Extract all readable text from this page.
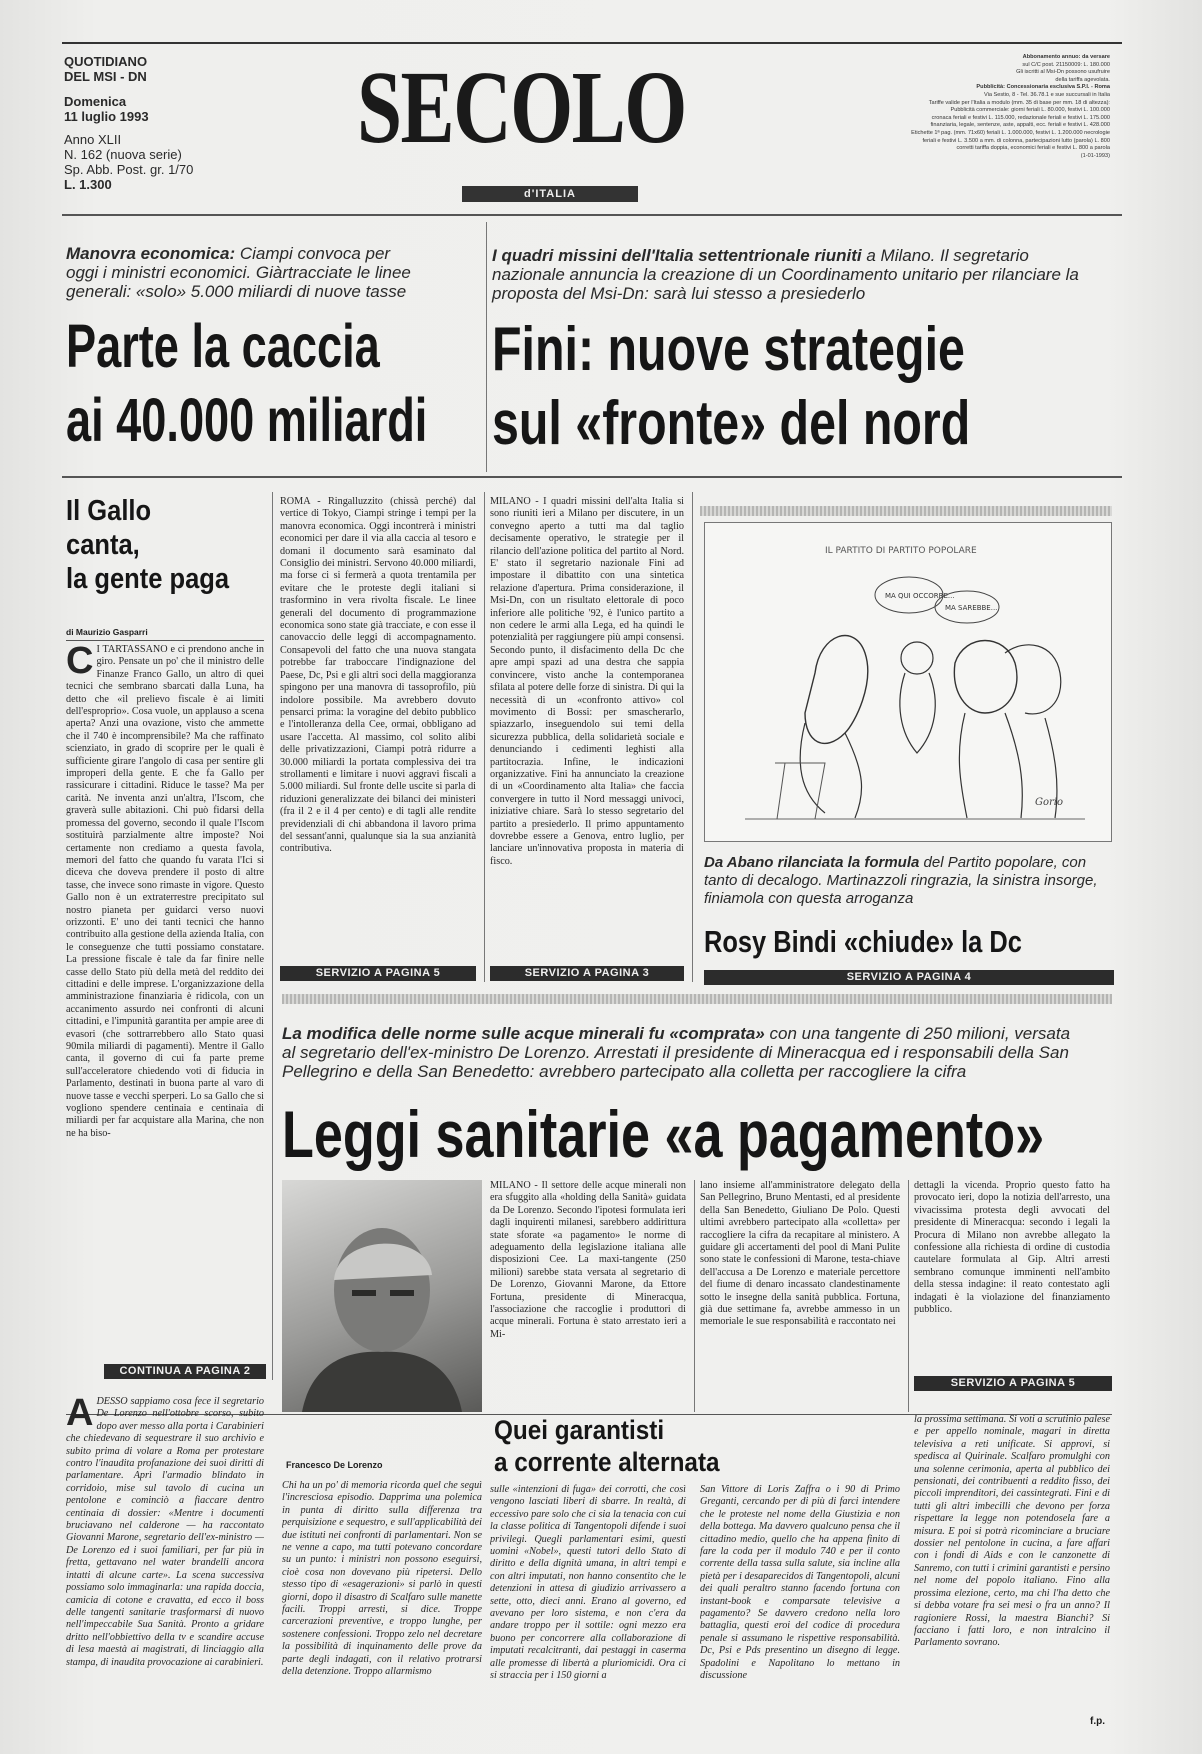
QUOTIDIANO
DEL MSI - DN
Domenica
11 luglio 1993
Anno XLII
N. 162 (nuova serie)
Sp. Abb. Post. gr. 1/70
L. 1.300
SECOLO
d'ITALIA
Abbonamento annuo: da versare
sul C/C post. 21150009: L. 180.000
Gli iscritti al Msi-Dn possono usufruire
della tariffa agevolata.
Pubblicità: Concessionaria esclusiva S.P.I. - Roma
Via Sestio, 8 - Tel. 36.78.1 e sue succursali in Italia
Tariffe valide per l'Italia a modulo (mm. 35 di base per mm. 18 di altezza):
Pubblicità commerciale: giorni feriali L. 80.000, festivi L. 100.000
cronaca feriali e festivi L. 115.000, redazionale feriali e festivi L. 175.000
finanziaria, legale, sentenze, aste, appalti, ecc. feriali e festivi L. 428.000
Etichette 1ª pag. (mm. 71x60) feriali L. 1.000.000, festivi L. 1.200.000 necrologie
feriali e festivi L. 3.500 a mm. di colonna, partecipazioni lutto (parola) L. 800
corretti tariffa doppia, economici feriali e festivi L. 800 a parola
(1-01-1993)
Manovra economica: Ciampi convoca per oggi i ministri economici. Giàrtracciate le linee generali: «solo» 5.000 miliardi di nuove tasse
Parte la caccia
ai 40.000 miliardi
I quadri missini dell'Italia settentrionale riuniti a Milano. Il segretario nazionale annuncia la creazione di un Coordinamento unitario per rilanciare la proposta del Msi-Dn: sarà lui stesso a presiederlo
Fini: nuove strategie
sul «fronte» del nord
Il Gallo
canta,
la gente paga
di Maurizio Gasparri
C I TARTASSANO e ci prendono anche in giro. Pensate un po' che il ministro delle Finanze Franco Gallo, un altro di quei tecnici che sembrano sbarcati dalla Luna, ha detto che «il prelievo fiscale è ai limiti dell'esproprio». Cosa vuole, un applauso a scena aperta? Anzi una ovazione, visto che ammette che il 740 è incomprensibile? Ma che raffinato scienziato, in grado di scoprire per le quali è sufficiente girare l'angolo di casa per sentire gli improperi della gente. E che fa Gallo per rassicurare i cittadini. Riduce le tasse? Ma per carità. Ne inventa anzi un'altra, l'Iscom, che graverà sulle abitazioni. Chi può fidarsi della promessa del governo, secondo il quale l'Iscom sostituirà parzialmente altre imposte? Noi certamente non crediamo a questa favola, memori del fatto che quando fu varata l'Ici si diceva che doveva prendere il posto di altre tasse, che invece sono rimaste in vigore. Questo Gallo non è un extraterrestre precipitato sul nostro pianeta per guidarci verso nuovi orizzonti. E' uno dei tanti tecnici che hanno contribuito alla gestione della azienda Italia, con le conseguenze che tutti possiamo constatare. La pressione fiscale è tale da far finire nelle casse dello Stato più della metà del reddito dei cittadini e delle imprese. L'organizzazione della amministrazione finanziaria è ridicola, con un accanimento assurdo nei confronti di alcuni cittadini, e l'impunità garantita per ampie aree di evasori (che sottrarrebbero allo Stato quasi 90mila miliardi di pagamenti). Mentre il Gallo canta, il governo di cui fa parte preme sull'acceleratore chiedendo voti di fiducia in Parlamento, destinati in buona parte al varo di nuove tasse e vecchi sperperi. Lo sa Gallo che si vogliono spendere centinaia e centinaia di miliardi per far acquistare alla Marina, che non ne ha biso-
CONTINUA A PAGINA 2
ROMA - Ringalluzzito (chissà perché) dal vertice di Tokyo, Ciampi stringe i tempi per la manovra economica. Oggi incontrerà i ministri economici per dare il via alla caccia al tesoro e domani il documento sarà esaminato dal Consiglio dei ministri. Servono 40.000 miliardi, ma forse ci si fermerà a quota trentamila per evitare che le proteste degli italiani si trasformino in vera rivolta fiscale. Le linee generali del documento di programmazione economica sono state già tracciate, e con esse il canovaccio delle leggi di accompagnamento. Consapevoli del fatto che una nuova stangata potrebbe far traboccare l'indignazione del Paese, Dc, Psi e gli altri soci della maggioranza spingono per una manovra di tassoprofilo, più indolore possibile. Ma avrebbero dovuto pensarci prima: la voragine del debito pubblico e l'intolleranza della Cee, ormai, obbligano ad usare l'accetta. Al massimo, col solito alibi delle privatizzazioni, Ciampi potrà ridurre a 30.000 miliardi la portata complessiva dei tra strollamenti e limitare i nuovi aggravi fiscali a 5.000 miliardi. Sul fronte delle uscite si parla di riduzioni generalizzate dei bilanci dei ministeri (fra il 2 e il 4 per cento) e di tagli alle rendite previdenziali di chi abbandona il lavoro prima del sessant'anni, qualunque sia la sua anzianità contributiva.
SERVIZIO A PAGINA 5
MILANO - I quadri missini dell'alta Italia si sono riuniti ieri a Milano per discutere, in un convegno aperto a tutti ma dal taglio decisamente operativo, le strategie per il rilancio dell'azione politica del partito al Nord. E' stato il segretario nazionale Fini ad impostare il dibattito con una sintetica relazione d'apertura. Prima considerazione, il Msi-Dn, con un risultato elettorale di poco inferiore alle politiche '92, è l'unico partito a non cedere le armi alla Lega, ed ha quindi le potenzialità per raggiungere più ampi consensi. Secondo punto, il disfacimento della Dc che apre ampi spazi ad una destra che sappia convincere, visto anche la contemporanea sfilata al potere delle forze di sinistra. Di qui la necessità di un «confronto attivo» col movimento di Bossi: per smascherarlo, spiazzarlo, inseguendolo sui temi della sicurezza pubblica, della solidarietà sociale e denunciando i cedimenti leghisti alla partitocrazia. Infine, le indicazioni organizzative. Fini ha annunciato la creazione di un «Coordinamento alta Italia» che faccia convergere in tutto il Nord messaggi univoci, iniziative chiare. Sarà lo stesso segretario del partito a presiederlo. Il primo appuntamento dovrebbe essere a Genova, entro luglio, per lanciare un'innovativa proposta in materia di fisco.
SERVIZIO A PAGINA 3
IL PARTITO DI PARTITO POPOLARE
MA QUI OCCORRE...
MA SAREBBE...
Gorio
Da Abano rilanciata la formula del Partito popolare, con tanto di decalogo. Martinazzoli ringrazia, la sinistra insorge, finiamola con questa arroganza
Rosy Bindi «chiude» la Dc
SERVIZIO A PAGINA 4
La modifica delle norme sulle acque minerali fu «comprata» con una tangente di 250 milioni, versata al segretario dell'ex-ministro De Lorenzo. Arrestati il presidente di Mineracqua ed i responsabili della San Pellegrino e della San Benedetto: avrebbero partecipato alla colletta per raccogliere la cifra
Leggi sanitarie «a pagamento»
Francesco De Lorenzo
MILANO - Il settore delle acque minerali non era sfuggito alla «holding della Sanità» guidata da De Lorenzo. Secondo l'ipotesi formulata ieri dagli inquirenti milanesi, sarebbero addirittura state sforate «a pagamento» le norme di adeguamento della legislazione italiana alle disposizioni Cee. La maxi-tangente (250 milioni) sarebbe stata versata al segretario di De Lorenzo, Giovanni Marone, da Ettore Fortuna, presidente di Mineracqua, l'associazione che raccoglie i produttori di acque minerali. Fortuna è stato arrestato ieri a Mi-
lano insieme all'amministratore delegato della San Pellegrino, Bruno Mentasti, ed al presidente della San Benedetto, Giuliano De Polo. Questi ultimi avrebbero partecipato alla «colletta» per raccogliere la cifra da recapitare al ministero. A guidare gli accertamenti del pool di Mani Pulite sono state le confessioni di Marone, testa-chiave dell'accusa a De Lorenzo e materiale percettore del fiume di denaro incassato clandestinamente sotto le insegne della sanità pubblica. Fortuna, già due settimane fa, avrebbe ammesso in un memoriale le sue responsabilità e raccontato nei
dettagli la vicenda. Proprio questo fatto ha provocato ieri, dopo la notizia dell'arresto, una vivacissima protesta degli avvocati del presidente di Mineracqua: secondo i legali la Procura di Milano non avrebbe allegato la confessione alla richiesta di ordine di custodia cautelare formulata al Gip. Altri arresti sembrano comunque imminenti nell'ambito della stessa indagine: il reato contestato agli indagati è la violazione del finanziamento pubblico.
SERVIZIO A PAGINA 5
ADESSO sappiamo cosa fece il segretario De Lorenzo nell'ottobre scorso, subito dopo aver messo alla porta i Carabinieri che chiedevano di sequestrare il suo archivio e subito prima di volare a Roma per protestare contro l'inaudita profanazione dei suoi diritti di parlamentare. Aprì l'armadio blindato in corridoio, mise sul tavolo di cucina un pentolone e cominciò a fiaccare dentro centinaia di dossier: «Mentre i documenti bruciavano nel calderone — ha raccontato Giovanni Marone, segretario dell'ex-ministro — De Lorenzo ed i suoi familiari, per far più in fretta, gettavano nel water brandelli ancora intatti di alcune carte». La scena successiva possiamo solo immaginarla: una rapida doccia, camicia di cotone e cravatta, ed ecco il boss delle tangenti sanitarie trasformarsi di nuovo nell'impeccabile Sua Sanità. Pronto a gridare dritto nell'obbiettivo della tv e scandire accuse di lesa maestà ai magistrati, di linciaggio alla stampa, di inaudita provocazione ai carabinieri.
Quei garantisti
a corrente alternata
Chi ha un po' di memoria ricorda quel che seguì l'incresciosa episodio. Dapprima una polemica in punta di diritto sulla differenza tra perquisizione e sequestro, e sull'applicabilità dei due istituti nei confronti di parlamentari. Non se ne venne a capo, ma tutti potevano concordare su un punto: i ministri non possono eseguirsi, cioè cosa non dovevano più ripetersi. Dello stesso tipo di «esagerazioni» si parlò in questi giorni, dopo il disastro di Scalfaro sulle manette facili. Troppi arresti, si dice. Troppe carcerazioni preventive, e troppo lunghe, per sostenere confessioni. Troppo zelo nel decretare la possibilità di inquinamento delle prove da parte degli indagati, con il relativo protrarsi della detenzione. Troppo allarmismo
sulle «intenzioni di fuga» dei corrotti, che così vengono lasciati liberi di sbarre. In realtà, di eccessivo pare solo che ci sia la tenacia con cui la classe politica di Tangentopoli difende i suoi privilegi. Quegli parlamentari esimi, questi uomini «Nobel», questi tutori dello Stato di diritto e della dignità umana, in altri tempi e con altri imputati, non hanno consentito che le detenzioni in attesa di giudizio arrivassero a sette, otto, dieci anni. Erano al governo, ed avevano per loro sistema, e non c'era da andare troppo per il sottile: ogni mezzo era buono per concorrere alla collaborazione di imputati recalcitranti, dai pestaggi in caserma alle promesse di libertà a pluriomicidi. Ora ci si straccia per i 150 giorni a
San Vittore di Loris Zaffra o i 90 di Primo Greganti, cercando per di più di farci intendere che le proteste nel nome della Giustizia e non della bottega. Ma davvero qualcuno pensa che il cittadino medio, quello che ha appena finito di fare la coda per il modulo 740 e per il conto corrente della tassa sulla salute, sia incline alla pietà per i desaparecidos di Tangentopoli, alcuni dei quali peraltro stanno facendo fortuna con instant-book e comparsate televisive a pagamento? Se davvero credono nella loro battaglia, questi eroi del codice di procedura penale si assumano le rispettive responsabilità. Dc, Psi e Pds presentino un disegno di legge. Spadolini e Napolitano lo mettano in discussione
la prossima settimana. Si voti a scrutinio palese e per appello nominale, magari in diretta televisiva a reti unificate. Si approvi, si spedisca al Quirinale. Scalfaro promulghi con una solenne cerimonia, aperta al pubblico dei pensionati, dei contribuenti a reddito fisso, dei piccoli imprenditori, dei cassintegrati. Fini e di tutti gli altri imbecilli che devono per forza rispettare la legge non potendosela fare a misura. E poi si potrà ricominciare a bruciare dossier nel pentolone in cucina, a fare affari con i fondi di Aids e con le canzonette di Sanremo, con tutti i crimini garantisti e persino nel nome del popolo italiano. Fino alla prossima elezione, certo, ma chi l'ha detto che si debba votare fra sei mesi o fra un anno? Il ragioniere Rossi, la maestra Bianchi? Si facciano i fatti loro, e non intralcino il Parlamento sovrano.
f.p.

→ **To do**
Find all lines with "Giovanni" in them and copy each one.

→ **Answer for this exercise**
MILANO - Il settore delle acque minerali non era sfuggito alla «holding della Sanità» guidata da De Lorenzo. Secondo l'ipotesi formulata ieri dagli inquirenti milanesi, sarebbero addirittura state sforate «a pagamento» le norme di adeguamento della legislazione italiana alle disposizioni Cee. La maxi-tangente (250 milioni) sarebbe stata versata al segretario di De Lorenzo, Giovanni Marone, da Ettore Fortuna, presidente di Mineracqua, l'associazione che raccoglie i produttori di acque minerali. Fortuna è stato arrestato ieri a Mi-
ADESSO sappiamo cosa fece il segretario De Lorenzo nell'ottobre scorso, subito dopo aver messo alla porta i Carabinieri che chiedevano di sequestrare il suo archivio e subito prima di volare a Roma per protestare contro l'inaudita profanazione dei suoi diritti di parlamentare. Aprì l'armadio blindato in corridoio, mise sul tavolo di cucina un pentolone e cominciò a fiaccare dentro centinaia di dossier: «Mentre i documenti bruciavano nel calderone — ha raccontato Giovanni Marone, segretario dell'ex-ministro — De Lorenzo ed i suoi familiari, per far più in fretta, gettavano nel water brandelli ancora intatti di alcune carte». La scena successiva possiamo solo immaginarla: una rapida doccia, camicia di cotone e cravatta, ed ecco il boss delle tangenti sanitarie trasformarsi di nuovo nell'impeccabile Sua Sanità. Pronto a gridare dritto nell'obbiettivo della tv e scandire accuse di lesa maestà ai magistrati, di linciaggio alla stampa, di inaudita provocazione ai carabinieri.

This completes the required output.